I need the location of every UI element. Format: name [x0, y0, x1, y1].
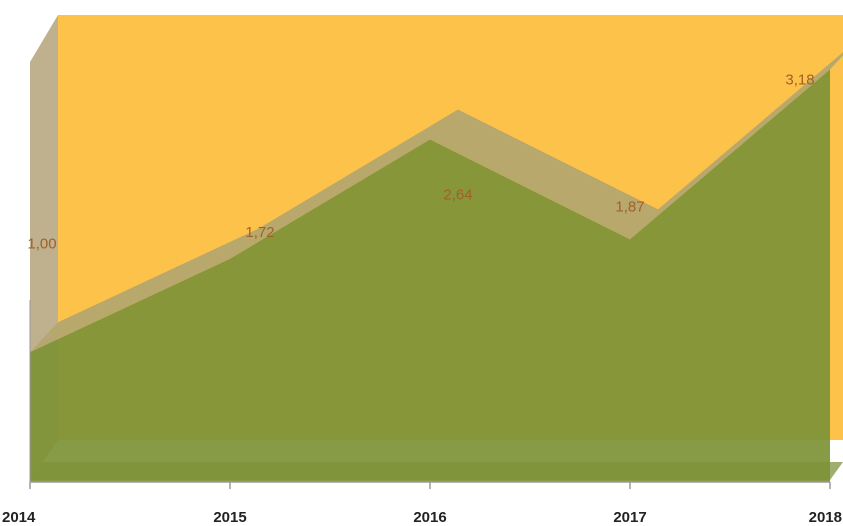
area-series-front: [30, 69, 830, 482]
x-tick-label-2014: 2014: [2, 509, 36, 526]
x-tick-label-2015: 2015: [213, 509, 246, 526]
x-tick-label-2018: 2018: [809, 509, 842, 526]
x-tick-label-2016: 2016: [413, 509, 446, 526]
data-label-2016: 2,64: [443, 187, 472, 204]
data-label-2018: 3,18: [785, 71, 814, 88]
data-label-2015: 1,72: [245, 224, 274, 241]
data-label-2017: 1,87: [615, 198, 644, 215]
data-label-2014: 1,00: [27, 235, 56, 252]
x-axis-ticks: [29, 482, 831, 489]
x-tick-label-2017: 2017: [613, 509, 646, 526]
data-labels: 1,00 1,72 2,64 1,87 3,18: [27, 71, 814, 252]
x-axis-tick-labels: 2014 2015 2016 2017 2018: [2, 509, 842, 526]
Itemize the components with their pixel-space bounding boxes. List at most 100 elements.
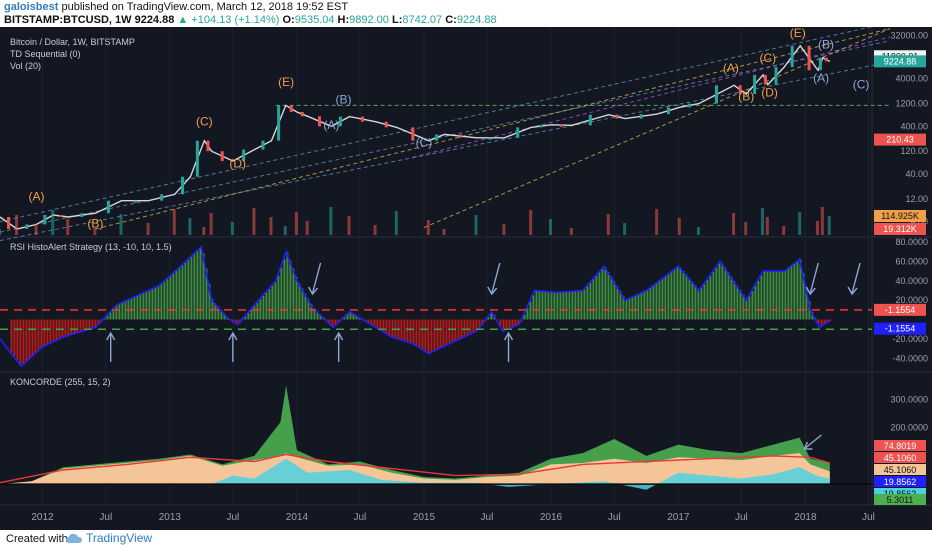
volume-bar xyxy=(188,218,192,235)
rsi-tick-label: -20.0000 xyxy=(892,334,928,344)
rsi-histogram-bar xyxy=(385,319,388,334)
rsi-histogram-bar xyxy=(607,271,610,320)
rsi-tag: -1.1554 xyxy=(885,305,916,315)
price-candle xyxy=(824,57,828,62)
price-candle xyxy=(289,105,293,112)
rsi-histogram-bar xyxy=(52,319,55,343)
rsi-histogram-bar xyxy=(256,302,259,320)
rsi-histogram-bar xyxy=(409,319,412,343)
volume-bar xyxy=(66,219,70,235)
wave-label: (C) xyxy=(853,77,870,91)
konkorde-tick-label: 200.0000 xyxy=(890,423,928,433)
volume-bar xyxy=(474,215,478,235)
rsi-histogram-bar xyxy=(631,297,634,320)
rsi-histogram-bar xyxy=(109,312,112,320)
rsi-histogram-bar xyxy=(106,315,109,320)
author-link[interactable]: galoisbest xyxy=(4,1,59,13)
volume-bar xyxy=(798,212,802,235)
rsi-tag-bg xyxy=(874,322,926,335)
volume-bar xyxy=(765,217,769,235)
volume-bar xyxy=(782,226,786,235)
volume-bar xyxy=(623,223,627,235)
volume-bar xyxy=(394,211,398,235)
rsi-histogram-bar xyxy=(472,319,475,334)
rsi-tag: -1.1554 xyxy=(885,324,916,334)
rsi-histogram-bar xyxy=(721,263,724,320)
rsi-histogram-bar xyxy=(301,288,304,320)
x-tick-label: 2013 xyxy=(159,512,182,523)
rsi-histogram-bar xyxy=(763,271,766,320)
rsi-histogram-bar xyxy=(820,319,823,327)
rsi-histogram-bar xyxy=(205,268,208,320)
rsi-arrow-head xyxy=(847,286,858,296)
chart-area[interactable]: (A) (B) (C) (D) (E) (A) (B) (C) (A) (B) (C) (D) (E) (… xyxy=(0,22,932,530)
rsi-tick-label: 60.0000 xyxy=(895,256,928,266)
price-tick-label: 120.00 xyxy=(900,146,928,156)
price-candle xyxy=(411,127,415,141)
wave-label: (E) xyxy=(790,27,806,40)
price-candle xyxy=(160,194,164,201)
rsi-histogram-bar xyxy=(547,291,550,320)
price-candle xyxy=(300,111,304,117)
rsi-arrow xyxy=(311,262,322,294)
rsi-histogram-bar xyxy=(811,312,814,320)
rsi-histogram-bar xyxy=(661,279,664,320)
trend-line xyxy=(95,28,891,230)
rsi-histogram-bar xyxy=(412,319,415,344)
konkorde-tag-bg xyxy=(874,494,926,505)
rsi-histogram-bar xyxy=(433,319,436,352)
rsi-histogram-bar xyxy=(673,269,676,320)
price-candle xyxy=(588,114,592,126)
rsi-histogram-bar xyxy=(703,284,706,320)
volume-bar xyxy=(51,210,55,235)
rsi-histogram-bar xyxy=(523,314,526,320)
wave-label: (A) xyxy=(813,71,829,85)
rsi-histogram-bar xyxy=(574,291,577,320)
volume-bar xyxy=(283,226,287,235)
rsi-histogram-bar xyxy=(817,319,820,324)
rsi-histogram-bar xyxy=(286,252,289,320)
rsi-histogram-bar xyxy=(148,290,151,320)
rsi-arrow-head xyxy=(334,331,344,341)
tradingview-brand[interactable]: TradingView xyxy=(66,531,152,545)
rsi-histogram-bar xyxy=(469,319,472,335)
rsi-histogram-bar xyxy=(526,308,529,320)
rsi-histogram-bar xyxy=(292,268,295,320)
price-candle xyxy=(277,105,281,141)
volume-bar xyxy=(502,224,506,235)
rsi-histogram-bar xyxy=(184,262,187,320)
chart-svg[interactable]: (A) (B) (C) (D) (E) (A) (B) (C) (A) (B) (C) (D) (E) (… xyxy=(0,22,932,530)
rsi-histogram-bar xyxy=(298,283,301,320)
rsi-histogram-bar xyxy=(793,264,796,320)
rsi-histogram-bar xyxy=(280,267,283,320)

◆ ◆ ◆ ◆

WORK TO COMPLETE: Duplicate the lines between the line that contains "volume-bar xyxy=(188,218,192,235)" and the line that contains "rsi-histogram-bar xyxy=(256,302,259,320)", inclusive.

IN RESPONSE:
volume-bar xyxy=(188,218,192,235)
rsi-tick-label: -20.0000 xyxy=(892,334,928,344)
rsi-histogram-bar xyxy=(385,319,388,334)
rsi-histogram-bar xyxy=(607,271,610,320)
rsi-tag: -1.1554 xyxy=(885,305,916,315)
price-candle xyxy=(824,57,828,62)
price-candle xyxy=(289,105,293,112)
rsi-histogram-bar xyxy=(52,319,55,343)
rsi-histogram-bar xyxy=(256,302,259,320)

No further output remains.